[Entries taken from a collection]
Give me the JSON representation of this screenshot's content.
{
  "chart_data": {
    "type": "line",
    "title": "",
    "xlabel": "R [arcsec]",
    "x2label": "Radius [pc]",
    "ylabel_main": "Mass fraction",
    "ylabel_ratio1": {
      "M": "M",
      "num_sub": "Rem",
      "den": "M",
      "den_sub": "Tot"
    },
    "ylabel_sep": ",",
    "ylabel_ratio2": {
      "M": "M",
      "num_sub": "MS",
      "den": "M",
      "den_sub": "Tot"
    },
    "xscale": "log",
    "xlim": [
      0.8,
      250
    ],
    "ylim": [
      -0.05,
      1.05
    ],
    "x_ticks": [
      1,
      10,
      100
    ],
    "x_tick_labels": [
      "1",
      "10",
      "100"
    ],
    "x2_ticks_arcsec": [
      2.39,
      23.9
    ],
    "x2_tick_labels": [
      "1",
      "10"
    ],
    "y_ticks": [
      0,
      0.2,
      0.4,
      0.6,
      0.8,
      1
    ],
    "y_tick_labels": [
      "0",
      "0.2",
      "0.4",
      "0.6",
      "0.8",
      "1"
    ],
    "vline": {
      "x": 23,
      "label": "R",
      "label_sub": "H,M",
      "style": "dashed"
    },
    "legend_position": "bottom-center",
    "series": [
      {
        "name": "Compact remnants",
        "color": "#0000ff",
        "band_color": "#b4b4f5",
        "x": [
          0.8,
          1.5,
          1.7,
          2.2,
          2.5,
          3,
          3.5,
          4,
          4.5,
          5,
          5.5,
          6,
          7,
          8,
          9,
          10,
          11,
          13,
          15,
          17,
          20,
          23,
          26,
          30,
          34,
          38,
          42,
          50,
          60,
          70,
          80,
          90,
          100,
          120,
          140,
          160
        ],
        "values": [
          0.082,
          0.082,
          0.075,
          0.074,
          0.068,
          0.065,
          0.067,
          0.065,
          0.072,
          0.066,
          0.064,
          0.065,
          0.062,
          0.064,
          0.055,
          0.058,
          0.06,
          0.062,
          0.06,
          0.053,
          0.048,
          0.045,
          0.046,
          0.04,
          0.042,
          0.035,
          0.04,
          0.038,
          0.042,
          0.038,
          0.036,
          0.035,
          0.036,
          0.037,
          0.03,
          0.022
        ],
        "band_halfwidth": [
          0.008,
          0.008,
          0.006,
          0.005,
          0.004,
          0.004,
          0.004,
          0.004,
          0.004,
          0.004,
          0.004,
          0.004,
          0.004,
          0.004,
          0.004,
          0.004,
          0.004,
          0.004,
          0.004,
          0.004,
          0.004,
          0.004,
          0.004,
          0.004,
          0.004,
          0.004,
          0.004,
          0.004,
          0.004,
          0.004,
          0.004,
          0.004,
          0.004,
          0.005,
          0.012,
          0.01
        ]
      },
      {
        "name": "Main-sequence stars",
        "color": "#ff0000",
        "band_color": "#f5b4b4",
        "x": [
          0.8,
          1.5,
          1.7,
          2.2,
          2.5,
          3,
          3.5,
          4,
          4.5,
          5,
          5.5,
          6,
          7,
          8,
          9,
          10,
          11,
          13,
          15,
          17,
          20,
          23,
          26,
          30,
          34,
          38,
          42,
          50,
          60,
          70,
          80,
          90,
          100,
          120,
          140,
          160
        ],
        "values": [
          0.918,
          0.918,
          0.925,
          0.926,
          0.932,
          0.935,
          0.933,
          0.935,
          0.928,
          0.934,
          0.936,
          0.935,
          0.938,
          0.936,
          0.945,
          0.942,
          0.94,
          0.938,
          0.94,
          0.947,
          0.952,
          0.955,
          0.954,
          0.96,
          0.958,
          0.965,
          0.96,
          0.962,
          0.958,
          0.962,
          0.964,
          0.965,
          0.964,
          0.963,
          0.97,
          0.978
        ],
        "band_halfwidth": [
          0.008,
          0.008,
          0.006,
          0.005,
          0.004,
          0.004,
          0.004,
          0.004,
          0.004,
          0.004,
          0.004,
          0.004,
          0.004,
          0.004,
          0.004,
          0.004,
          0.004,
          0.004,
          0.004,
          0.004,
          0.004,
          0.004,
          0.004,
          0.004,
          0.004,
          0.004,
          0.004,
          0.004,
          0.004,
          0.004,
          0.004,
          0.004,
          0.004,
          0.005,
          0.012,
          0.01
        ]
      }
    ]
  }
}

Written task: Working from the listing above, pick out every line that has "name" and copy it.

Task result:
        "name": "Compact remnants",
        "name": "Main-sequence stars",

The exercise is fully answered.